▸ **Exercise data**:
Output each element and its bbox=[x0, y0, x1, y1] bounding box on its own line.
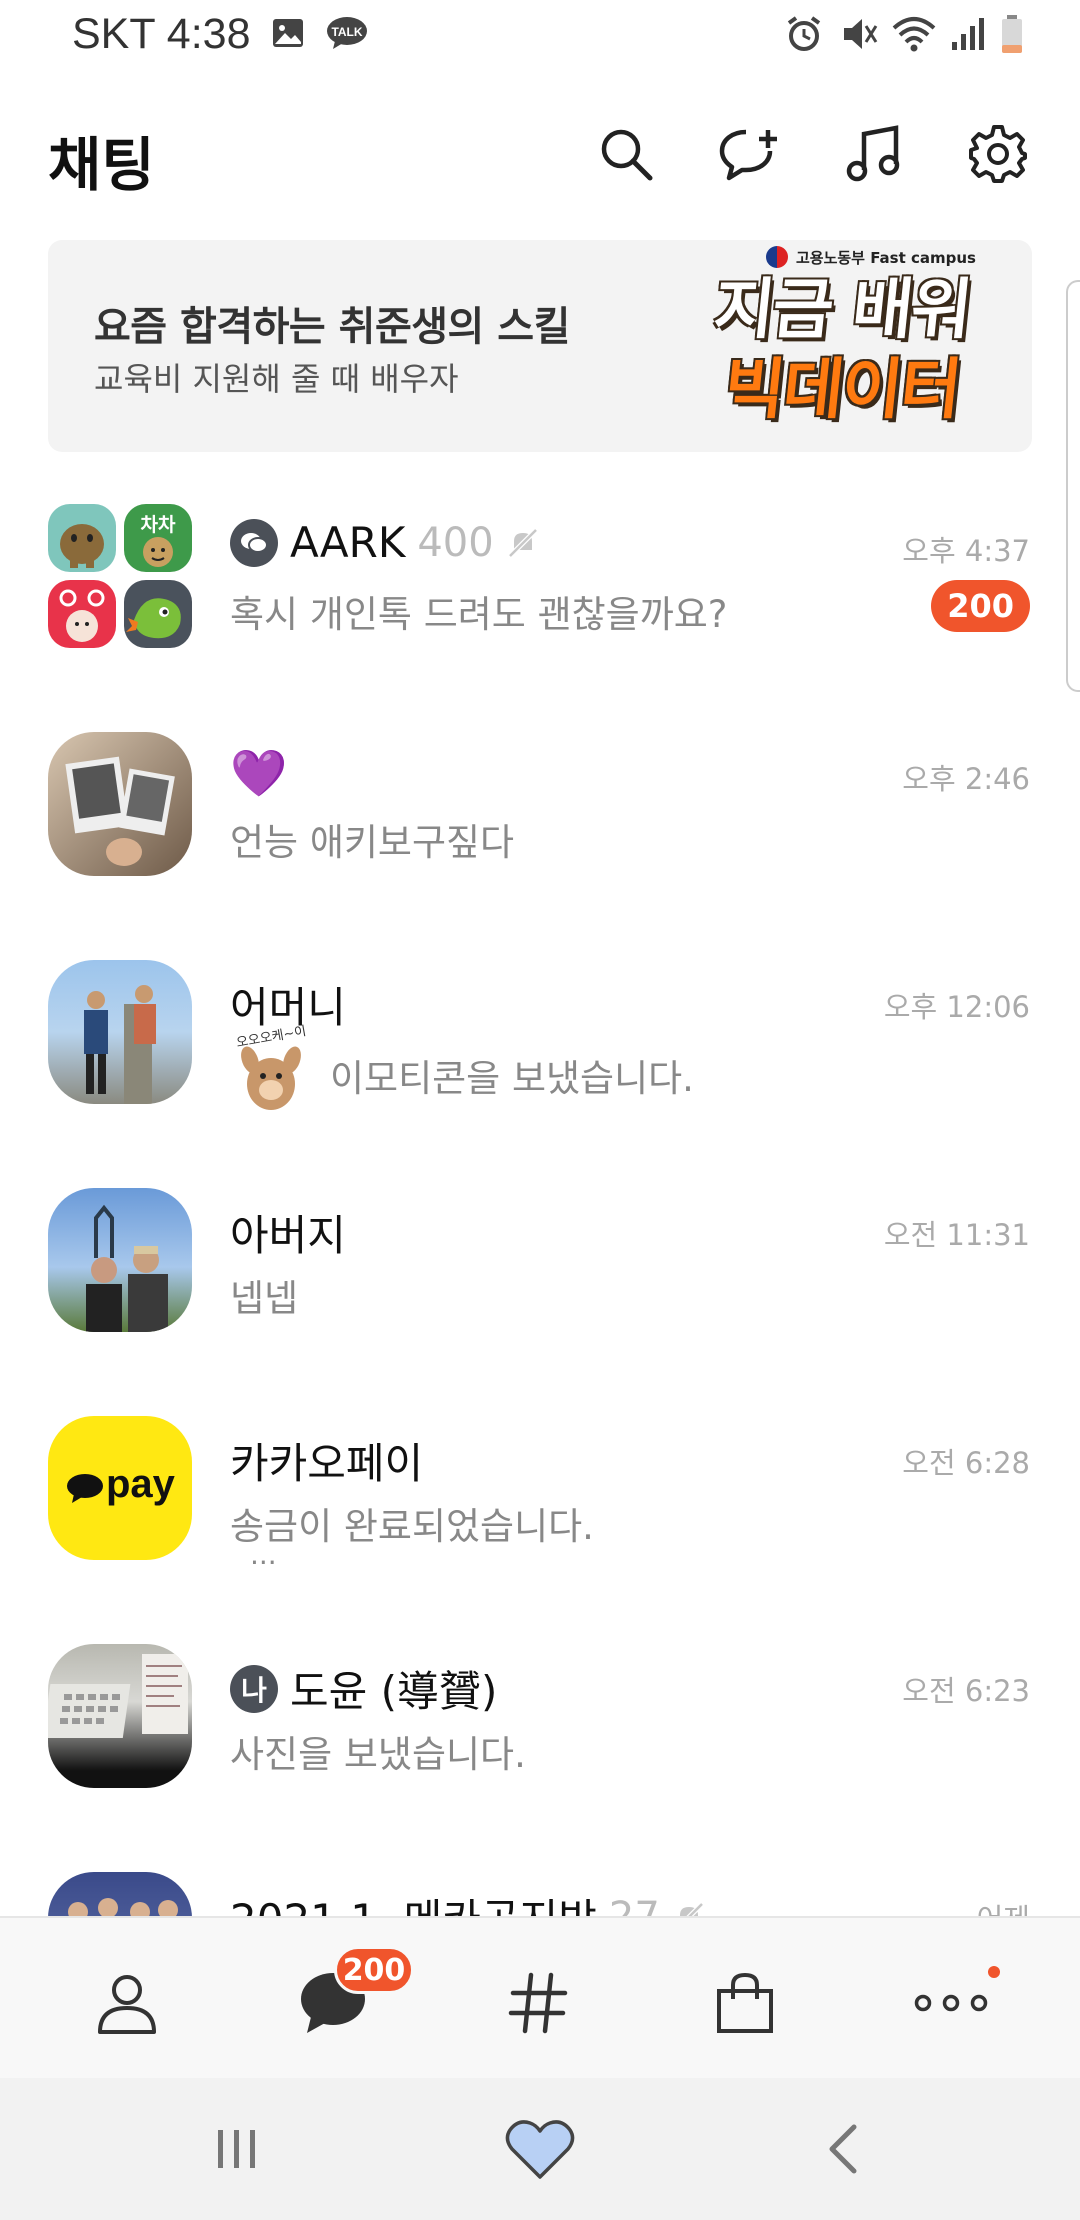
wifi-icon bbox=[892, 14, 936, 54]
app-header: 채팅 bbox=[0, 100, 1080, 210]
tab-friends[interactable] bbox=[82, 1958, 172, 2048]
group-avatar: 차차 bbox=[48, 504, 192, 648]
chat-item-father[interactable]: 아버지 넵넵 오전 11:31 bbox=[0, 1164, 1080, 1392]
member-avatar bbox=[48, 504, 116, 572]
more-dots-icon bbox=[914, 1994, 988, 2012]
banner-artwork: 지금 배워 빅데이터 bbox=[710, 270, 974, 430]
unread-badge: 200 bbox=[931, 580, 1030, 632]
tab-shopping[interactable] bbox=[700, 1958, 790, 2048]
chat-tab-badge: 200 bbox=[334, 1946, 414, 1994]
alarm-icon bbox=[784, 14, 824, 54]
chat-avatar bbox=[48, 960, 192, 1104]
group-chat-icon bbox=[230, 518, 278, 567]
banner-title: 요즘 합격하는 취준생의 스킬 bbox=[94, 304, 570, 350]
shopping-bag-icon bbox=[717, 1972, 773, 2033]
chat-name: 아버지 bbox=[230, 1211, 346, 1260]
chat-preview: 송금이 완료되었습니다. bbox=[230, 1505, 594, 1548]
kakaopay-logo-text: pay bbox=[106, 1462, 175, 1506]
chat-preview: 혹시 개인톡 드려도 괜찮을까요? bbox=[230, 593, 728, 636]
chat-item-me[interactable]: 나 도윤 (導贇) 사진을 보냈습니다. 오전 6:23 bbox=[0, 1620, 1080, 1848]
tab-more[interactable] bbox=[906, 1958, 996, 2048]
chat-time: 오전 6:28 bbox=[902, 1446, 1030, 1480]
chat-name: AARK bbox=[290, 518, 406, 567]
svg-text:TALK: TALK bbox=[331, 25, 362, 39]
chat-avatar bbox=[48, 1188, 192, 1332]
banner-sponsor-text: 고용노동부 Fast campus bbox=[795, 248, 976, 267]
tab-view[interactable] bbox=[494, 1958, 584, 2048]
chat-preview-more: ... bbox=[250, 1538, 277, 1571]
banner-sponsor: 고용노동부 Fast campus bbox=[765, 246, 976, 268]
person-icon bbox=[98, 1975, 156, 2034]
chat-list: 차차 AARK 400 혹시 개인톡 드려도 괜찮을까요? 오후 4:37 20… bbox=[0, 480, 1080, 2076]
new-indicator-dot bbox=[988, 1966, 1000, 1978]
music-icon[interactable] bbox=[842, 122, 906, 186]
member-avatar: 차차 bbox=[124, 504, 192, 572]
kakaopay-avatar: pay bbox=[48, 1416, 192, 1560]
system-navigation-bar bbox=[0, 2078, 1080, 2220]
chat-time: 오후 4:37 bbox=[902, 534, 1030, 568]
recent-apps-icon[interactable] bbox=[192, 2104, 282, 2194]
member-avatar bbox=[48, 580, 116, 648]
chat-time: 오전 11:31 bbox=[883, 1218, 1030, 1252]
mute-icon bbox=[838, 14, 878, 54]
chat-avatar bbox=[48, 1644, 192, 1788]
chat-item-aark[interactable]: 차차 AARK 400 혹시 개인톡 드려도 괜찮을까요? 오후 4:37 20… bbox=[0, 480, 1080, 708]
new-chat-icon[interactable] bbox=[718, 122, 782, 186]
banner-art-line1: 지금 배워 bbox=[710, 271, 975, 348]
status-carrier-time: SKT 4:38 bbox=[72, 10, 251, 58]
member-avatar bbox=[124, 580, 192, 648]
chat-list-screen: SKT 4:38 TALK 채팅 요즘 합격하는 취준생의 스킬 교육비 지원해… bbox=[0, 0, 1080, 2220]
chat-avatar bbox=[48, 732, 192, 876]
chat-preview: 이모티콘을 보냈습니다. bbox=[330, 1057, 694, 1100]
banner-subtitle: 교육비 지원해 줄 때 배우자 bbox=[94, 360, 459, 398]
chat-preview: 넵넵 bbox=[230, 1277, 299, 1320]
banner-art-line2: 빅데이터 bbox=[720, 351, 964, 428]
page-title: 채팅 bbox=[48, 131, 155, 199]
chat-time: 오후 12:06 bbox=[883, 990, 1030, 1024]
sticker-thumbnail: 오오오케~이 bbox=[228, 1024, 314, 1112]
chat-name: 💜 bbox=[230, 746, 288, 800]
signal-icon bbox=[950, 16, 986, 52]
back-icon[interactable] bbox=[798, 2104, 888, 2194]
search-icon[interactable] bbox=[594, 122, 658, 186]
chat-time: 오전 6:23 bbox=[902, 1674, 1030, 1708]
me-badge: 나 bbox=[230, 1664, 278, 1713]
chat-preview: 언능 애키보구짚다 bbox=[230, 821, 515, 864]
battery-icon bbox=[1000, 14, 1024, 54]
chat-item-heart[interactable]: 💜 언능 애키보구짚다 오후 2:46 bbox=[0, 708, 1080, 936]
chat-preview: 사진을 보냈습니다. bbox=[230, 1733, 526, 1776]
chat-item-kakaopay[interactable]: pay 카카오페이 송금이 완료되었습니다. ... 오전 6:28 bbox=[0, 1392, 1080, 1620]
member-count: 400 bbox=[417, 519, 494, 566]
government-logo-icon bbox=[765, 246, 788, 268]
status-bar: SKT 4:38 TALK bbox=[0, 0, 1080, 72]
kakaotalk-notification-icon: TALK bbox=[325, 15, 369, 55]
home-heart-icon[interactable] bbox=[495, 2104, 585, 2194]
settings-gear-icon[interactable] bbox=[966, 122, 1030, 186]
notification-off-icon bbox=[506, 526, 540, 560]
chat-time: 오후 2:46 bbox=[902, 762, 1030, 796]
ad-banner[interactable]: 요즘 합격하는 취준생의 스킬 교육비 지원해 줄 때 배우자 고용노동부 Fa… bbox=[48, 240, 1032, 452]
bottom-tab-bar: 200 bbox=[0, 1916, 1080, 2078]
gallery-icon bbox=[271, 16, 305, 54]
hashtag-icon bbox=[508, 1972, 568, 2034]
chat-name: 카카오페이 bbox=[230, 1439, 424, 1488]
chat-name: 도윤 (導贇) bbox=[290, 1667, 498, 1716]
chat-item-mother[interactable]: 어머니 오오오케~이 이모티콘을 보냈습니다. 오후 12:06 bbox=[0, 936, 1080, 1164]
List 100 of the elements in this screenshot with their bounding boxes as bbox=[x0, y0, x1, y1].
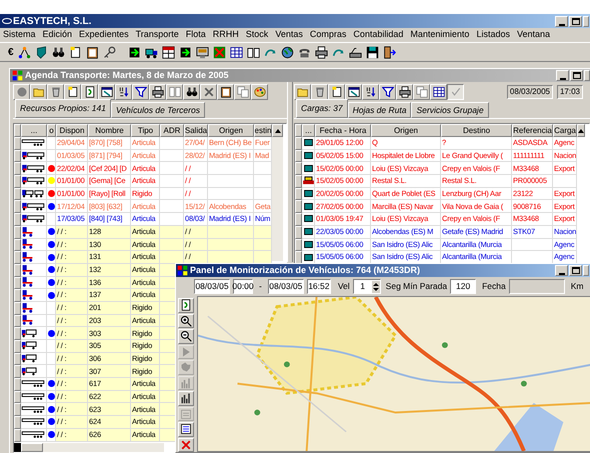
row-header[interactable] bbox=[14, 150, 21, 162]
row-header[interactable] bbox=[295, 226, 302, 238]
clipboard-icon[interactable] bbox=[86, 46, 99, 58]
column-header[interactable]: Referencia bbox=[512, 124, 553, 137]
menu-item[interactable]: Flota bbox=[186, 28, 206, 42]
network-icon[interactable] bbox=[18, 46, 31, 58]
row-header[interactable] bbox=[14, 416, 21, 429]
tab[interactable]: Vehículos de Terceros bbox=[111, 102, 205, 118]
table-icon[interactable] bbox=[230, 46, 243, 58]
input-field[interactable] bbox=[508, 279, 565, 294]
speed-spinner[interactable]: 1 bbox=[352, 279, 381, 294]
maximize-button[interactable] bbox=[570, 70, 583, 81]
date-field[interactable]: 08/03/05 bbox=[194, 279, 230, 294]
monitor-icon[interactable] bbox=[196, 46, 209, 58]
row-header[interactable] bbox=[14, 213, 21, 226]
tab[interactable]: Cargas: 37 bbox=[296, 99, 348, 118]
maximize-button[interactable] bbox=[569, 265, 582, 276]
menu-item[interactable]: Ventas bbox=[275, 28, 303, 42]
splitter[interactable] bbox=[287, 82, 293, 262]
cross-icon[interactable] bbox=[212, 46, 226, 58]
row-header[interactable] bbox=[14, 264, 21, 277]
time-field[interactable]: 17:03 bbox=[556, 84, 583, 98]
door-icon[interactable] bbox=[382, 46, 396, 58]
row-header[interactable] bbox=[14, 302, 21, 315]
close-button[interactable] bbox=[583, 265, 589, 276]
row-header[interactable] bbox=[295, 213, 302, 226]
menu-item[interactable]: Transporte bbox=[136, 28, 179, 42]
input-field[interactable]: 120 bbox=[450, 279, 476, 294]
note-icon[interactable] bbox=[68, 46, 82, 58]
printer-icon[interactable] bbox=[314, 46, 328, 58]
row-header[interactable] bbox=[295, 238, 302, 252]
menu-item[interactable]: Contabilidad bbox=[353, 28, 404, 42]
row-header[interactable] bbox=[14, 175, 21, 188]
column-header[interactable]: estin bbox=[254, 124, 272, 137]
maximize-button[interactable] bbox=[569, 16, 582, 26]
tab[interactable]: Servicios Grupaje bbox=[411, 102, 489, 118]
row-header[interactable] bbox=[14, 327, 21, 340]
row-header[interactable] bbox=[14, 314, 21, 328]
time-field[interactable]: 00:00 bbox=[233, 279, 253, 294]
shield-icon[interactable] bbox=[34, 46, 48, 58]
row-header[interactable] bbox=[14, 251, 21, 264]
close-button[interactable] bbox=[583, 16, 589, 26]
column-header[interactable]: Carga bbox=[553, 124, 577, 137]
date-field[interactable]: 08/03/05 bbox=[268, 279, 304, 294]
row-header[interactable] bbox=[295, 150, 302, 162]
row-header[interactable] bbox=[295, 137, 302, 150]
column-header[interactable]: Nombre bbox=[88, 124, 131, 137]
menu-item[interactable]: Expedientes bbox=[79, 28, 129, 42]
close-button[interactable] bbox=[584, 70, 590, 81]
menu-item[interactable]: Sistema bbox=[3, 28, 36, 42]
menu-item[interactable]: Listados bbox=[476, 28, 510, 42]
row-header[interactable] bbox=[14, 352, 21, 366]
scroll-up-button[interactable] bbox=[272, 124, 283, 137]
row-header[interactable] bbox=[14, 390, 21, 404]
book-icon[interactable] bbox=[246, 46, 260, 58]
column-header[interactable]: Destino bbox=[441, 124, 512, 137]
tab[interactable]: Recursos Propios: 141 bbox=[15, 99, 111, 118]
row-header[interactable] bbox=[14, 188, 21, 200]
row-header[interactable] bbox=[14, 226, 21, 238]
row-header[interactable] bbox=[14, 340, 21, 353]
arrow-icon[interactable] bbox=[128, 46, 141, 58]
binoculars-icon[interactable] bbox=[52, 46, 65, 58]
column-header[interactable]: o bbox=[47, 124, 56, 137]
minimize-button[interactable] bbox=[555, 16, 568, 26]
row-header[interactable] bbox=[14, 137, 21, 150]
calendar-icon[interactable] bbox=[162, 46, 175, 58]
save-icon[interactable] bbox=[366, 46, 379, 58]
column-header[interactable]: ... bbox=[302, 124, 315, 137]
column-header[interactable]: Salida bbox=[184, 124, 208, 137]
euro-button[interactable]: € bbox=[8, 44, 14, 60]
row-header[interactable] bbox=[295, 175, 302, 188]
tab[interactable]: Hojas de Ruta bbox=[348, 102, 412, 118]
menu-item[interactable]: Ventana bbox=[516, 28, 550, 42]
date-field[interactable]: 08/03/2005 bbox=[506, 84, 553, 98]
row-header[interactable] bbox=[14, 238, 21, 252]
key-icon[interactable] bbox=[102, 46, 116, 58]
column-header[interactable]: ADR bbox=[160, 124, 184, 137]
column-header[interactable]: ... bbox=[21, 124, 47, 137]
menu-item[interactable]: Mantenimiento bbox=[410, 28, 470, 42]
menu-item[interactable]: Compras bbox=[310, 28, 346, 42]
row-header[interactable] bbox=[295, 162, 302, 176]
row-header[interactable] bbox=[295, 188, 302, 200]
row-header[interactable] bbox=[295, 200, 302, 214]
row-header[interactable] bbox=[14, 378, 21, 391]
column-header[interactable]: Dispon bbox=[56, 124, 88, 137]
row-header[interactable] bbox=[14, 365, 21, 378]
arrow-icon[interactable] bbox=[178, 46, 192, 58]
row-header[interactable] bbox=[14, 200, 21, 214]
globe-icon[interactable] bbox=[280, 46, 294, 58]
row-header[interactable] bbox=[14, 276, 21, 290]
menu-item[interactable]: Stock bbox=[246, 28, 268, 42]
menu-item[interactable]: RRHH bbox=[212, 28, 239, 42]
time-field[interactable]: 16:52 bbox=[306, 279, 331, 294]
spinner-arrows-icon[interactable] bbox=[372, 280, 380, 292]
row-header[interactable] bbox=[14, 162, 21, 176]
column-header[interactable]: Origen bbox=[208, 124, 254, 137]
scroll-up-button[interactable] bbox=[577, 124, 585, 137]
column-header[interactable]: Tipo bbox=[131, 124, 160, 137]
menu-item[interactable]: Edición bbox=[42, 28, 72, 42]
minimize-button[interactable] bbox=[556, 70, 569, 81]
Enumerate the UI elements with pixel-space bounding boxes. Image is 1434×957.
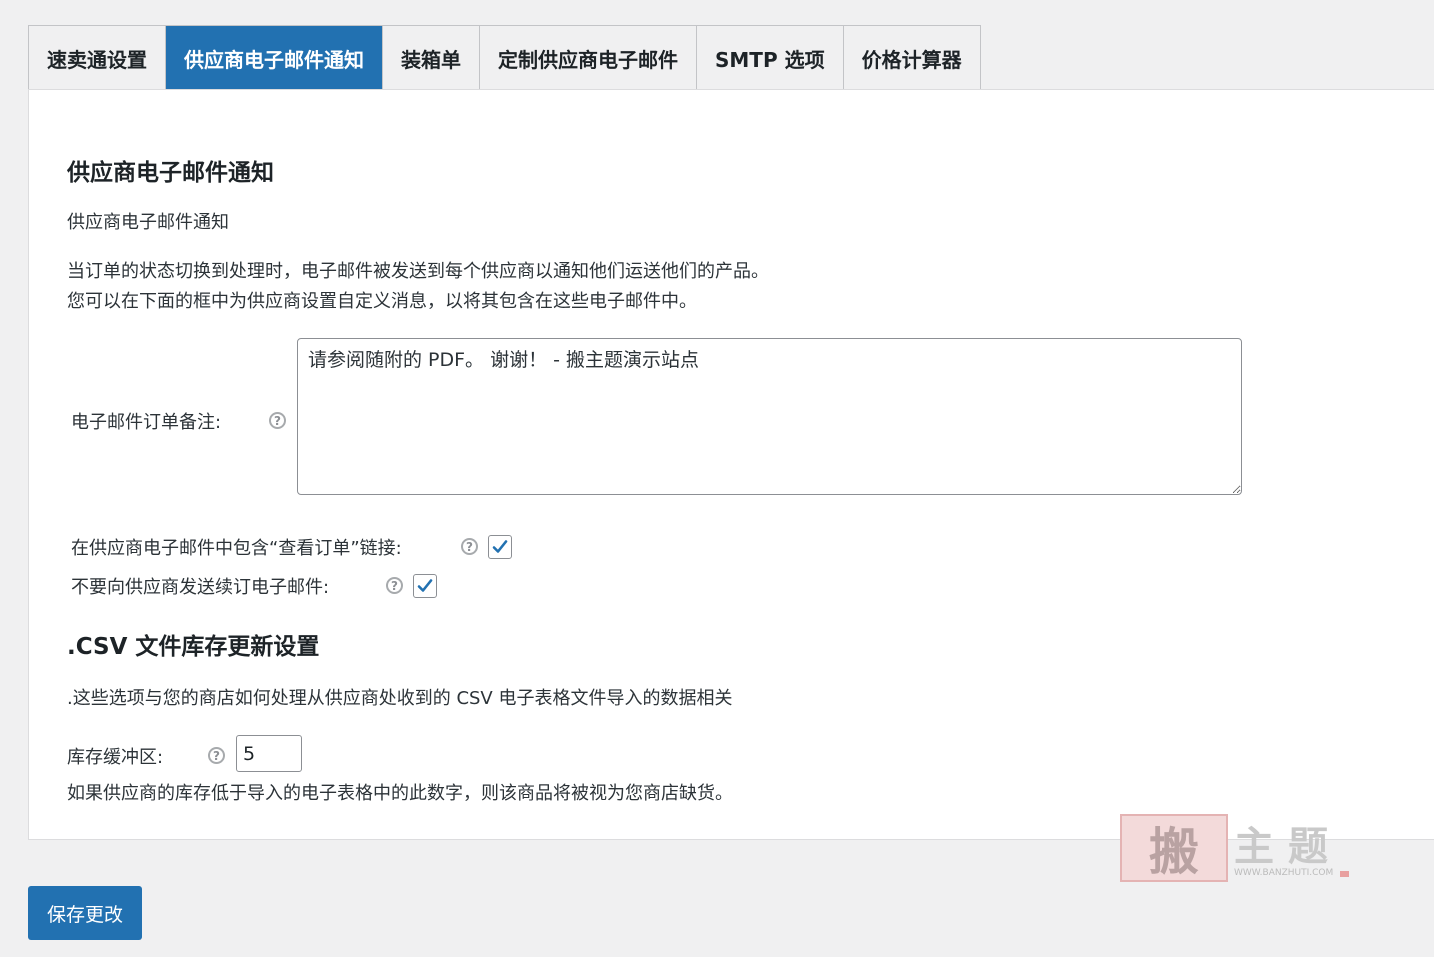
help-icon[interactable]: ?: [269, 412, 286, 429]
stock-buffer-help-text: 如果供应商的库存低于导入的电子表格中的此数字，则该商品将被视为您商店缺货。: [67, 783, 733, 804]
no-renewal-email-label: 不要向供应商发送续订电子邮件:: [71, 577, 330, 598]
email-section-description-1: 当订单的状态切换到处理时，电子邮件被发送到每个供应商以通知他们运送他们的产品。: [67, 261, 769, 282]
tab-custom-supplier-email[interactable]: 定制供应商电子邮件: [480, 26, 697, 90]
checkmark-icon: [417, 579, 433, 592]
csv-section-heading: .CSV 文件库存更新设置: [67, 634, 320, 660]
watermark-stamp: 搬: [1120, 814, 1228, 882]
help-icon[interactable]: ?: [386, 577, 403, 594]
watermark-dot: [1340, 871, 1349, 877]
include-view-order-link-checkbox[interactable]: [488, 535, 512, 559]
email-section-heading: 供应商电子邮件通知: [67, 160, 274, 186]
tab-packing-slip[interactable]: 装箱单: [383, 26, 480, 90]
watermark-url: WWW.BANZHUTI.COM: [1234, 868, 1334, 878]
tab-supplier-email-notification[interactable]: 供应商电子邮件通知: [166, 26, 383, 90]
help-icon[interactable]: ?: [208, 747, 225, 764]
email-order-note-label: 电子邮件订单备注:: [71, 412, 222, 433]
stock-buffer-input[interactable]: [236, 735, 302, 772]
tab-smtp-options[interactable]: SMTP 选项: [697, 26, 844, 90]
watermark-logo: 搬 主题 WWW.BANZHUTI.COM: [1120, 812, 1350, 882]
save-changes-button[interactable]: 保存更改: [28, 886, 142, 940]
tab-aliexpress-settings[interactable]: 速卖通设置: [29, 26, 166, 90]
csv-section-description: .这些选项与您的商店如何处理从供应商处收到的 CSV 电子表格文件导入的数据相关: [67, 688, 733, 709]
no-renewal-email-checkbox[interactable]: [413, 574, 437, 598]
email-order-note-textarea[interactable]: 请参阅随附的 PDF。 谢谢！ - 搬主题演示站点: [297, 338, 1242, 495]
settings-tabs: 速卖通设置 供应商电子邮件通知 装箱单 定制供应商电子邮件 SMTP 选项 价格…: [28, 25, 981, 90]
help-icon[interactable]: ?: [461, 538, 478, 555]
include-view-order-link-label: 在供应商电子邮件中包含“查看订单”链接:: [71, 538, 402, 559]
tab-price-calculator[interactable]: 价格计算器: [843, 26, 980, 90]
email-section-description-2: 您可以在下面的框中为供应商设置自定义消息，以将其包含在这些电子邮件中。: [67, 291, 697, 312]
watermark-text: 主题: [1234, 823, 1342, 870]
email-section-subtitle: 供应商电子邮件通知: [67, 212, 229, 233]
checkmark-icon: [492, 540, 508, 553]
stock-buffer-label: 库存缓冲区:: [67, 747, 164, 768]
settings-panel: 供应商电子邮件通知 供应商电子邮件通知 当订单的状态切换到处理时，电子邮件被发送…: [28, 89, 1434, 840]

▸ **Task goal**: Copy out the stretch of the listing from the line that contains "row-header[interactable] bbox=[14, 150, 21, 162]" through the line that contains "door-icon[interactable] bbox=[382, 46, 396, 58]", including both of those lines, with no changes.

▸ **Exercise solution**:
row-header[interactable] bbox=[14, 150, 21, 162]
row-header[interactable] bbox=[295, 226, 302, 238]
clipboard-icon[interactable] bbox=[86, 46, 99, 58]
column-header[interactable]: Referencia bbox=[512, 124, 553, 137]
menu-item[interactable]: Flota bbox=[186, 28, 206, 42]
network-icon[interactable] bbox=[18, 46, 31, 58]
row-header[interactable] bbox=[14, 416, 21, 429]
tab[interactable]: Vehículos de Terceros bbox=[111, 102, 205, 118]
table-icon[interactable] bbox=[230, 46, 243, 58]
input-field[interactable] bbox=[508, 279, 565, 294]
speed-spinner[interactable]: 1 bbox=[352, 279, 381, 294]
maximize-button[interactable] bbox=[570, 70, 583, 81]
date-field[interactable]: 08/03/05 bbox=[194, 279, 230, 294]
monitor-icon[interactable] bbox=[196, 46, 209, 58]
row-header[interactable] bbox=[14, 213, 21, 226]
tab[interactable]: Cargas: 37 bbox=[296, 99, 348, 118]
maximize-button[interactable] bbox=[569, 265, 582, 276]
menu-item[interactable]: Ventas bbox=[275, 28, 303, 42]
splitter[interactable] bbox=[287, 82, 293, 262]
cross-icon[interactable] bbox=[212, 46, 226, 58]
row-header[interactable] bbox=[14, 264, 21, 277]
time-field[interactable]: 17:03 bbox=[556, 84, 583, 98]
door-icon[interactable] bbox=[382, 46, 396, 58]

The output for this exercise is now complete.